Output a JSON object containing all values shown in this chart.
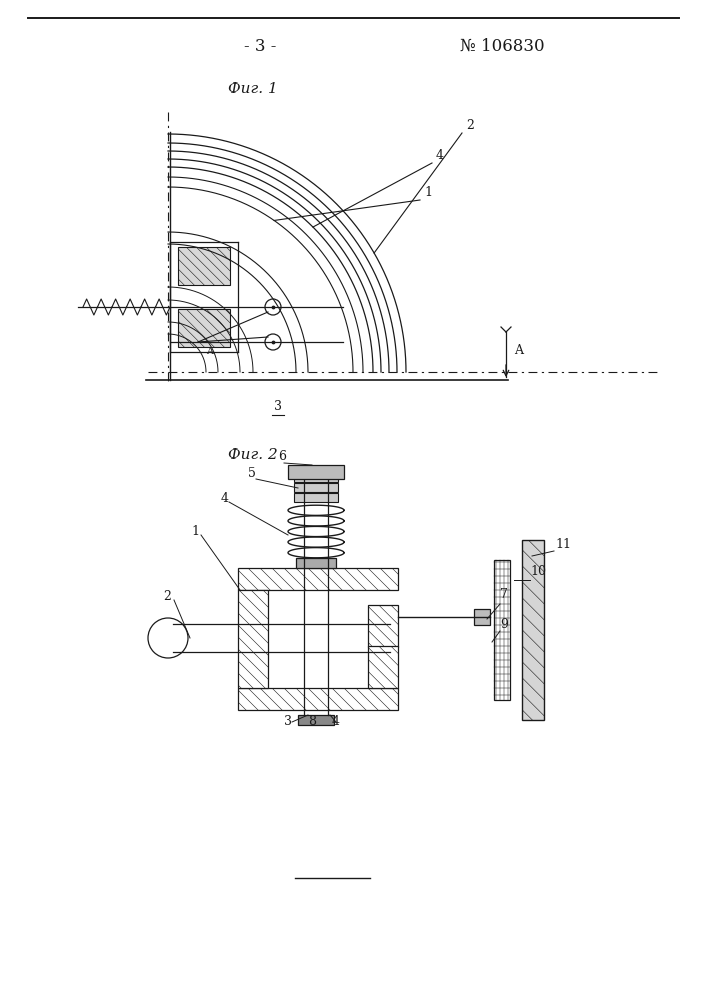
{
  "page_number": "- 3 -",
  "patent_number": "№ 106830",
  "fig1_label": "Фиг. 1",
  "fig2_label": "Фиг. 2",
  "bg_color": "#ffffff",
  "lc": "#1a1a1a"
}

#####

_WORK REQUIRED_.
Quote the entries in full. Any image among them is to be omitted from the copy.

_OUTPUT FOR THIS EXERCISE_.
Output a JSON object containing all values shown in this chart.
{
  "page_number": "- 3 -",
  "patent_number": "№ 106830",
  "fig1_label": "Фиг. 1",
  "fig2_label": "Фиг. 2",
  "bg_color": "#ffffff",
  "lc": "#1a1a1a"
}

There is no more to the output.